*Goal*.
Restate the records below word for word.

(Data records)
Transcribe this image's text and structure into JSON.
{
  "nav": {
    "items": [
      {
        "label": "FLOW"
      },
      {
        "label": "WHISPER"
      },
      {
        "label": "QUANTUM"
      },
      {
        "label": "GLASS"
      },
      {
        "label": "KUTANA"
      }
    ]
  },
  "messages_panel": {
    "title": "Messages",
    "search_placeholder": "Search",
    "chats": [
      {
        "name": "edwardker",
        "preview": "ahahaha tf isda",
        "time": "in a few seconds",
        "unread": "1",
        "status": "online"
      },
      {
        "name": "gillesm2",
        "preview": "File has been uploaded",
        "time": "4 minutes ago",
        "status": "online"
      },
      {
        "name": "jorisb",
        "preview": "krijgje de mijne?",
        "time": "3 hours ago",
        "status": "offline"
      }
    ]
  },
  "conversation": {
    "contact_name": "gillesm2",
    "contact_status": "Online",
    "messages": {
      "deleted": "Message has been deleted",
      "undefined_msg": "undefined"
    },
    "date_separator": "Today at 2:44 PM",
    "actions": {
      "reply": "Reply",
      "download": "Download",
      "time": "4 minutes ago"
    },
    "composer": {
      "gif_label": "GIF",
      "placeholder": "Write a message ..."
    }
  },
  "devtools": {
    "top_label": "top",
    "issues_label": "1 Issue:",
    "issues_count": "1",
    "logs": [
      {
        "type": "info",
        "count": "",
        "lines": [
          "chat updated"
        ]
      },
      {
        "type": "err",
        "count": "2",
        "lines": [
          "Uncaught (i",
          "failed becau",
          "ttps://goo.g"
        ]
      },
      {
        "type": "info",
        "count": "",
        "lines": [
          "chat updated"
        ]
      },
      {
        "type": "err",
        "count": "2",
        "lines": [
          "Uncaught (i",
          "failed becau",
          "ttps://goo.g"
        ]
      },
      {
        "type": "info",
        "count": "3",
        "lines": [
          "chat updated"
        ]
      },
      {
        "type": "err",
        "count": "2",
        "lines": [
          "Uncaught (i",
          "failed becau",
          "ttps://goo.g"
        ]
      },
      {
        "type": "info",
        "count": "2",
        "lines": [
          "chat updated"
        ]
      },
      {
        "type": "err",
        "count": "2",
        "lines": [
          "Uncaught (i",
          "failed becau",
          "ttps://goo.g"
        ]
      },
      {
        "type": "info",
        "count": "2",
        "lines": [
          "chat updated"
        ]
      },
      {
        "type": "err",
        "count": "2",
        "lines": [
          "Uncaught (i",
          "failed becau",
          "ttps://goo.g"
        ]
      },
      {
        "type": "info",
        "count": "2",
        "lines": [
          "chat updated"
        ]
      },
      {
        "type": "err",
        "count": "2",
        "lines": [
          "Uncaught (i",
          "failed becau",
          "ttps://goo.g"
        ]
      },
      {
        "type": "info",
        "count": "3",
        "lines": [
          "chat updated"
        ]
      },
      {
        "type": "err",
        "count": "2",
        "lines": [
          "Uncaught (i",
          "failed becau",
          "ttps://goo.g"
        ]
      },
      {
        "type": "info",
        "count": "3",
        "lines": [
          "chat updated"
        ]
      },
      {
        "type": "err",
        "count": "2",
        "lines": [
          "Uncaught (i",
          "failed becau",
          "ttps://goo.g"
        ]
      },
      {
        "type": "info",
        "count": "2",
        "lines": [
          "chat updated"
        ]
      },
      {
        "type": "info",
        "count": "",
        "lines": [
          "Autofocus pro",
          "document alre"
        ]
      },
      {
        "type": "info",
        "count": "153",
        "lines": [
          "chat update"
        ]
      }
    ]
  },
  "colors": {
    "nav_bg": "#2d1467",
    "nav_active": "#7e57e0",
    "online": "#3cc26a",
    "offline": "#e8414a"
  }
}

*Exercise solution*.
Transcribe this image's text and structure into JSON.
{
  "nav": {
    "items": [
      {
        "label": "FLOW"
      },
      {
        "label": "WHISPER"
      },
      {
        "label": "QUANTUM"
      },
      {
        "label": "GLASS"
      },
      {
        "label": "KUTANA"
      }
    ]
  },
  "messages_panel": {
    "title": "Messages",
    "search_placeholder": "Search",
    "chats": [
      {
        "name": "edwardker",
        "preview": "ahahaha tf isda",
        "time": "in a few seconds",
        "unread": "1",
        "status": "online"
      },
      {
        "name": "gillesm2",
        "preview": "File has been uploaded",
        "time": "4 minutes ago",
        "status": "online"
      },
      {
        "name": "jorisb",
        "preview": "krijgje de mijne?",
        "time": "3 hours ago",
        "status": "offline"
      }
    ]
  },
  "conversation": {
    "contact_name": "gillesm2",
    "contact_status": "Online",
    "messages": {
      "deleted": "Message has been deleted",
      "undefined_msg": "undefined"
    },
    "date_separator": "Today at 2:44 PM",
    "actions": {
      "reply": "Reply",
      "download": "Download",
      "time": "4 minutes ago"
    },
    "composer": {
      "gif_label": "GIF",
      "placeholder": "Write a message ..."
    }
  },
  "devtools": {
    "top_label": "top",
    "issues_label": "1 Issue:",
    "issues_count": "1",
    "logs": [
      {
        "type": "info",
        "count": "",
        "lines": [
          "chat updated"
        ]
      },
      {
        "type": "err",
        "count": "2",
        "lines": [
          "Uncaught (i",
          "failed becau",
          "ttps://goo.g"
        ]
      },
      {
        "type": "info",
        "count": "",
        "lines": [
          "chat updated"
        ]
      },
      {
        "type": "err",
        "count": "2",
        "lines": [
          "Uncaught (i",
          "failed becau",
          "ttps://goo.g"
        ]
      },
      {
        "type": "info",
        "count": "3",
        "lines": [
          "chat updated"
        ]
      },
      {
        "type": "err",
        "count": "2",
        "lines": [
          "Uncaught (i",
          "failed becau",
          "ttps://goo.g"
        ]
      },
      {
        "type": "info",
        "count": "2",
        "lines": [
          "chat updated"
        ]
      },
      {
        "type": "err",
        "count": "2",
        "lines": [
          "Uncaught (i",
          "failed becau",
          "ttps://goo.g"
        ]
      },
      {
        "type": "info",
        "count": "2",
        "lines": [
          "chat updated"
        ]
      },
      {
        "type": "err",
        "count": "2",
        "lines": [
          "Uncaught (i",
          "failed becau",
          "ttps://goo.g"
        ]
      },
      {
        "type": "info",
        "count": "2",
        "lines": [
          "chat updated"
        ]
      },
      {
        "type": "err",
        "count": "2",
        "lines": [
          "Uncaught (i",
          "failed becau",
          "ttps://goo.g"
        ]
      },
      {
        "type": "info",
        "count": "3",
        "lines": [
          "chat updated"
        ]
      },
      {
        "type": "err",
        "count": "2",
        "lines": [
          "Uncaught (i",
          "failed becau",
          "ttps://goo.g"
        ]
      },
      {
        "type": "info",
        "count": "3",
        "lines": [
          "chat updated"
        ]
      },
      {
        "type": "err",
        "count": "2",
        "lines": [
          "Uncaught (i",
          "failed becau",
          "ttps://goo.g"
        ]
      },
      {
        "type": "info",
        "count": "2",
        "lines": [
          "chat updated"
        ]
      },
      {
        "type": "info",
        "count": "",
        "lines": [
          "Autofocus pro",
          "document alre"
        ]
      },
      {
        "type": "info",
        "count": "153",
        "lines": [
          "chat update"
        ]
      }
    ]
  },
  "colors": {
    "nav_bg": "#2d1467",
    "nav_active": "#7e57e0",
    "online": "#3cc26a",
    "offline": "#e8414a"
  }
}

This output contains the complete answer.